*WORK REQUIRED*. Draw out every line with the word "录音艺术" from the listing below.

*RECORDS SHOWN*.
-- Start --

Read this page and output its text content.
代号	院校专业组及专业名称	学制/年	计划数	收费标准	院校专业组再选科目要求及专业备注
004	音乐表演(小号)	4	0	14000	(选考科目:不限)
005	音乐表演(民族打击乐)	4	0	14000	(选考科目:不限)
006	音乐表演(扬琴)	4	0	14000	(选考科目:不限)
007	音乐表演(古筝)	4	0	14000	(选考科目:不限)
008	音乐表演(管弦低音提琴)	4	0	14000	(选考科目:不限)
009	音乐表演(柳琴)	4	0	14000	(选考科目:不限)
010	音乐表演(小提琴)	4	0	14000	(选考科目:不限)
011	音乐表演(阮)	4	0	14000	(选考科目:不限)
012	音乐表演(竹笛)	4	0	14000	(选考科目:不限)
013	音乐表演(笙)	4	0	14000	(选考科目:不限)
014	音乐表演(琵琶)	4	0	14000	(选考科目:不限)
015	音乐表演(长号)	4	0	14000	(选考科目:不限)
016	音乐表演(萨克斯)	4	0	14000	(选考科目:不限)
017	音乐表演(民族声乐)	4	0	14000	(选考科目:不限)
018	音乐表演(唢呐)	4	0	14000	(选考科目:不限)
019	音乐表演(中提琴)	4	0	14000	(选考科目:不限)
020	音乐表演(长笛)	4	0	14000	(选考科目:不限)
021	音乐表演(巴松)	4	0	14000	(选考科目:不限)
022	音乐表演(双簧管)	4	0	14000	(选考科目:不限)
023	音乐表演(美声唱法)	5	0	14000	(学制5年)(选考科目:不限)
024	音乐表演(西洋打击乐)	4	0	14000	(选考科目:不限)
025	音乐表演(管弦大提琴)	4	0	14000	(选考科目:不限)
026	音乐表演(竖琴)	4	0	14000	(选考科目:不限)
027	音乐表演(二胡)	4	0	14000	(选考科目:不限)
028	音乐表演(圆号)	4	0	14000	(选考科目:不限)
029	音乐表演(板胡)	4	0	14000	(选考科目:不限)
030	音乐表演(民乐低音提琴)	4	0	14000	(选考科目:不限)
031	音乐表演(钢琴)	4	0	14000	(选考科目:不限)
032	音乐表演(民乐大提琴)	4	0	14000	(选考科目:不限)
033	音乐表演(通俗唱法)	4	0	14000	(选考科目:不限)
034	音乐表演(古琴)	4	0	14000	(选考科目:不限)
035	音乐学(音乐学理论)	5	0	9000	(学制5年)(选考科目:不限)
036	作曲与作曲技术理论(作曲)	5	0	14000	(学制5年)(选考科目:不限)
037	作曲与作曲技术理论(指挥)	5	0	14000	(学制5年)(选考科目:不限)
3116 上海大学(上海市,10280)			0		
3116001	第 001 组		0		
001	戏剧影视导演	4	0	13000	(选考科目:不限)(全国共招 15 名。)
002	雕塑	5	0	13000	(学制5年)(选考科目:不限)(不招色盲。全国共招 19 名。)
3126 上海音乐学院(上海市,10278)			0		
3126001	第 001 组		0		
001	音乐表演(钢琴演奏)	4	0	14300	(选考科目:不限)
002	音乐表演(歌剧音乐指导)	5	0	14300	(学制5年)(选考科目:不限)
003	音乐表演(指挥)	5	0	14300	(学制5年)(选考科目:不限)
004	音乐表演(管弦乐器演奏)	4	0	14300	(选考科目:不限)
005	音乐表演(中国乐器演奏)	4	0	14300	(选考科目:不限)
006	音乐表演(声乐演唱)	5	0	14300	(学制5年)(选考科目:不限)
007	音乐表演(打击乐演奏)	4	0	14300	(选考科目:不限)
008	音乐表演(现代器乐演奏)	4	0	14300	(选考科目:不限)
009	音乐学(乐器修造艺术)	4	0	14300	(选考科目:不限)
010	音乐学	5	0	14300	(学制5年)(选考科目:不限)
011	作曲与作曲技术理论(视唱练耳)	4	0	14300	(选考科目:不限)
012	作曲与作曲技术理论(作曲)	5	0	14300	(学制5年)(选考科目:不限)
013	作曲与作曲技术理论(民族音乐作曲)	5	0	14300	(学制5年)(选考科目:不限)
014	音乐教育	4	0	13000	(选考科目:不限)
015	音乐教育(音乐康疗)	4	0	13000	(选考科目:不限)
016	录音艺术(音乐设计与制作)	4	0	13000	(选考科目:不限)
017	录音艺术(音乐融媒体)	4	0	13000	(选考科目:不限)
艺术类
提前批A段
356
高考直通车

-- End --

*WRITTEN ANSWER*.
016	录音艺术(音乐设计与制作)	4	0	13000	(选考科目:不限)
017	录音艺术(音乐融媒体)	4	0	13000	(选考科目:不限)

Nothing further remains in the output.